● GIVEN TASK
Without the pictures, return each record as it appears.

● Collection entries

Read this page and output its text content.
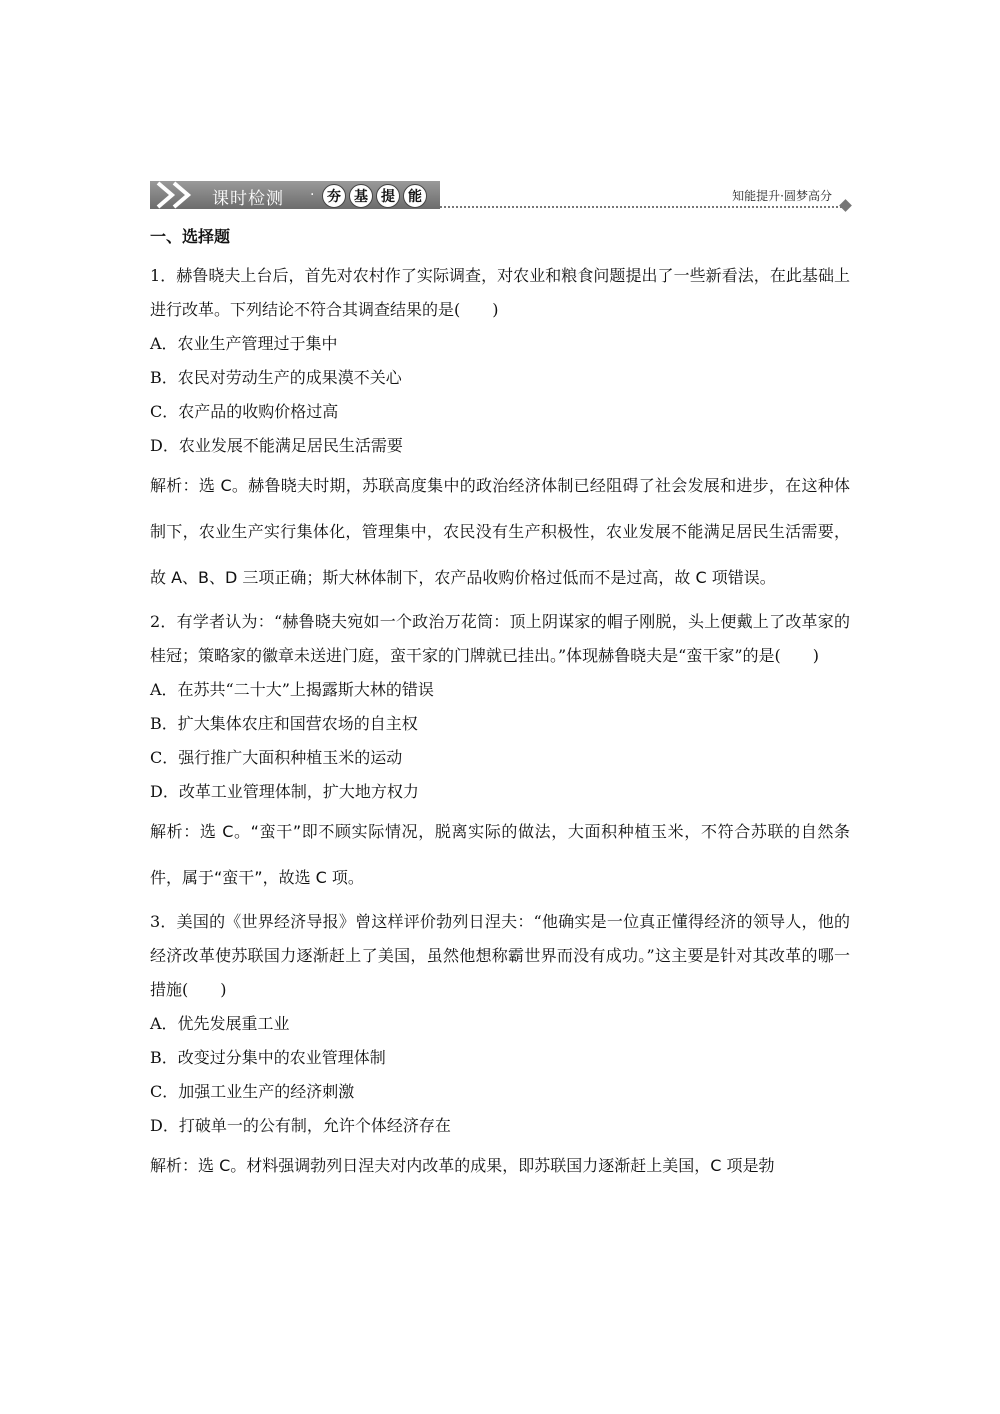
课时检测 · 夯 基 提 能	知能提升·圆梦高分

一、选择题

1．赫鲁晓夫上台后，首先对农村作了实际调查，对农业和粮食问题提出了一些新看法，在此基础上进行改革。下列结论不符合其调查结果的是(　　)

A．农业生产管理过于集中

B．农民对劳动生产的成果漠不关心

C．农产品的收购价格过高

D．农业发展不能满足居民生活需要

解析：选 C。赫鲁晓夫时期，苏联高度集中的政治经济体制已经阻碍了社会发展和进步，在这种体制下，农业生产实行集体化，管理集中，农民没有生产积极性，农业发展不能满足居民生活需要，故 A、B、D 三项正确；斯大林体制下，农产品收购价格过低而不是过高，故 C 项错误。

2．有学者认为：“赫鲁晓夫宛如一个政治万花筒：顶上阴谋家的帽子刚脱，头上便戴上了改革家的桂冠；策略家的徽章未送进门庭，蛮干家的门牌就已挂出。”体现赫鲁晓夫是“蛮干家”的是(　　)

A．在苏共“二十大”上揭露斯大林的错误

B．扩大集体农庄和国营农场的自主权

C．强行推广大面积种植玉米的运动

D．改革工业管理体制，扩大地方权力

解析：选 C。“蛮干”即不顾实际情况，脱离实际的做法，大面积种植玉米，不符合苏联的自然条件，属于“蛮干”，故选 C 项。

3．美国的《世界经济导报》曾这样评价勃列日涅夫：“他确实是一位真正懂得经济的领导人，他的经济改革使苏联国力逐渐赶上了美国，虽然他想称霸世界而没有成功。”这主要是针对其改革的哪一措施(　　)

A．优先发展重工业

B．改变过分集中的农业管理体制

C．加强工业生产的经济刺激

D．打破单一的公有制，允许个体经济存在

解析：选 C。材料强调勃列日涅夫对内改革的成果，即苏联国力逐渐赶上美国，C 项是勃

● TASK RESULT
Read this page and output its text content.
课时检测 · 夯 基 提 能	知能提升·圆梦高分

一、选择题

1．赫鲁晓夫上台后，首先对农村作了实际调查，对农业和粮食问题提出了一些新看法，在此基础上进行改革。下列结论不符合其调查结果的是(　　)

A．农业生产管理过于集中

B．农民对劳动生产的成果漠不关心

C．农产品的收购价格过高

D．农业发展不能满足居民生活需要

解析：选 C。赫鲁晓夫时期，苏联高度集中的政治经济体制已经阻碍了社会发展和进步，在这种体制下，农业生产实行集体化，管理集中，农民没有生产积极性，农业发展不能满足居民生活需要，故 A、B、D 三项正确；斯大林体制下，农产品收购价格过低而不是过高，故 C 项错误。

2．有学者认为：“赫鲁晓夫宛如一个政治万花筒：顶上阴谋家的帽子刚脱，头上便戴上了改革家的桂冠；策略家的徽章未送进门庭，蛮干家的门牌就已挂出。”体现赫鲁晓夫是“蛮干家”的是(　　)

A．在苏共“二十大”上揭露斯大林的错误

B．扩大集体农庄和国营农场的自主权

C．强行推广大面积种植玉米的运动

D．改革工业管理体制，扩大地方权力

解析：选 C。“蛮干”即不顾实际情况，脱离实际的做法，大面积种植玉米，不符合苏联的自然条件，属于“蛮干”，故选 C 项。

3．美国的《世界经济导报》曾这样评价勃列日涅夫：“他确实是一位真正懂得经济的领导人，他的经济改革使苏联国力逐渐赶上了美国，虽然他想称霸世界而没有成功。”这主要是针对其改革的哪一措施(　　)

A．优先发展重工业

B．改变过分集中的农业管理体制

C．加强工业生产的经济刺激

D．打破单一的公有制，允许个体经济存在

解析：选 C。材料强调勃列日涅夫对内改革的成果，即苏联国力逐渐赶上美国，C 项是勃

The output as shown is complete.